[WORK REQUIRED]:
Make an exact copy of each entry, leaving out every picture.

[RECORDS SUPPLIED]:
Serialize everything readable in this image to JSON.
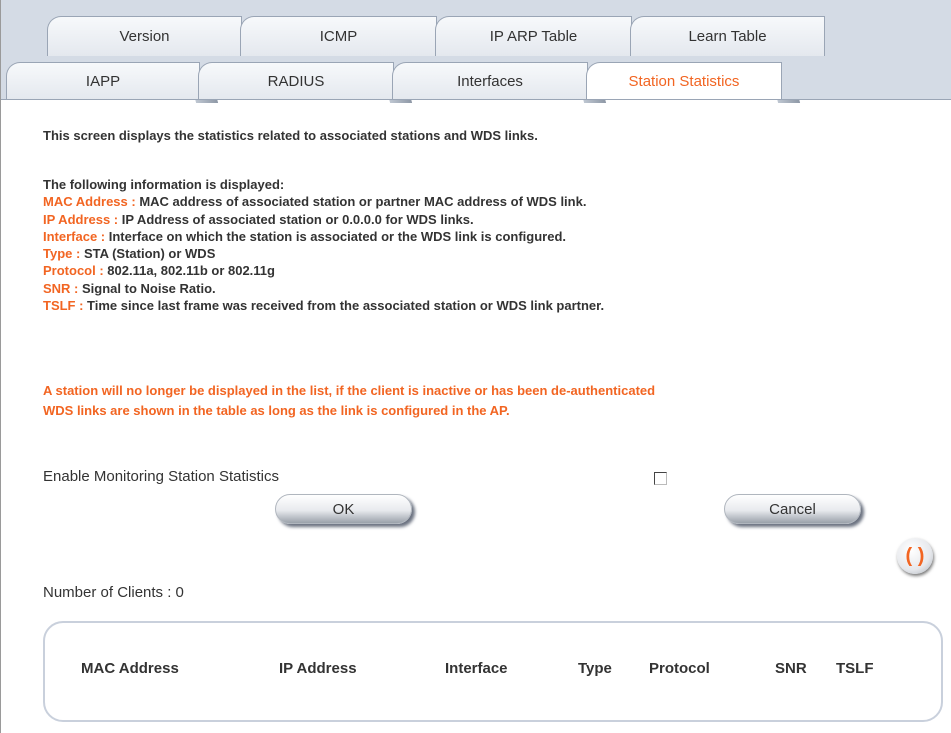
{
  "tabs": {
    "row1": [
      "Version",
      "ICMP",
      "IP ARP Table",
      "Learn Table"
    ],
    "row2": [
      "IAPP",
      "RADIUS",
      "Interfaces",
      "Station Statistics"
    ],
    "active": "Station Statistics"
  },
  "intro": "This screen displays the statistics related to associated stations and WDS links.",
  "info": {
    "heading": "The following information is displayed:",
    "items": [
      {
        "key": "MAC Address :",
        "value": " MAC address of associated station or partner MAC address of WDS link."
      },
      {
        "key": "IP Address :",
        "value": " IP Address of associated station or 0.0.0.0 for WDS links."
      },
      {
        "key": "Interface :",
        "value": " Interface on which the station is associated or the WDS link is configured."
      },
      {
        "key": "Type :",
        "value": " STA (Station) or WDS"
      },
      {
        "key": "Protocol :",
        "value": " 802.11a, 802.11b or 802.11g"
      },
      {
        "key": "SNR :",
        "value": " Signal to Noise Ratio."
      },
      {
        "key": "TSLF :",
        "value": " Time since last frame was received from the associated station or WDS link partner."
      }
    ]
  },
  "warning": {
    "line1": "A station will no longer be displayed in the list, if the client is inactive or has been de-authenticated",
    "line2": "WDS links are shown in the table as long as the link is configured in the AP."
  },
  "form": {
    "enable_label": "Enable Monitoring Station Statistics",
    "enable_checked": false,
    "ok_label": "OK",
    "cancel_label": "Cancel"
  },
  "refresh_icon": "refresh-icon",
  "clients_label": "Number of Clients : 0",
  "table": {
    "columns": [
      "MAC Address",
      "IP Address",
      "Interface",
      "Type",
      "Protocol",
      "SNR",
      "TSLF"
    ],
    "rows": []
  },
  "colors": {
    "accent": "#f26522",
    "text": "#333333",
    "tab_bg": "#d4dbe5"
  }
}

[FINISHED ANSWER]:
Serialize everything readable in this image to JSON.
{
  "tabs": {
    "row1": [
      "Version",
      "ICMP",
      "IP ARP Table",
      "Learn Table"
    ],
    "row2": [
      "IAPP",
      "RADIUS",
      "Interfaces",
      "Station Statistics"
    ],
    "active": "Station Statistics"
  },
  "intro": "This screen displays the statistics related to associated stations and WDS links.",
  "info": {
    "heading": "The following information is displayed:",
    "items": [
      {
        "key": "MAC Address :",
        "value": " MAC address of associated station or partner MAC address of WDS link."
      },
      {
        "key": "IP Address :",
        "value": " IP Address of associated station or 0.0.0.0 for WDS links."
      },
      {
        "key": "Interface :",
        "value": " Interface on which the station is associated or the WDS link is configured."
      },
      {
        "key": "Type :",
        "value": " STA (Station) or WDS"
      },
      {
        "key": "Protocol :",
        "value": " 802.11a, 802.11b or 802.11g"
      },
      {
        "key": "SNR :",
        "value": " Signal to Noise Ratio."
      },
      {
        "key": "TSLF :",
        "value": " Time since last frame was received from the associated station or WDS link partner."
      }
    ]
  },
  "warning": {
    "line1": "A station will no longer be displayed in the list, if the client is inactive or has been de-authenticated",
    "line2": "WDS links are shown in the table as long as the link is configured in the AP."
  },
  "form": {
    "enable_label": "Enable Monitoring Station Statistics",
    "enable_checked": false,
    "ok_label": "OK",
    "cancel_label": "Cancel"
  },
  "refresh_icon": "refresh-icon",
  "clients_label": "Number of Clients : 0",
  "table": {
    "columns": [
      "MAC Address",
      "IP Address",
      "Interface",
      "Type",
      "Protocol",
      "SNR",
      "TSLF"
    ],
    "rows": []
  },
  "colors": {
    "accent": "#f26522",
    "text": "#333333",
    "tab_bg": "#d4dbe5"
  }
}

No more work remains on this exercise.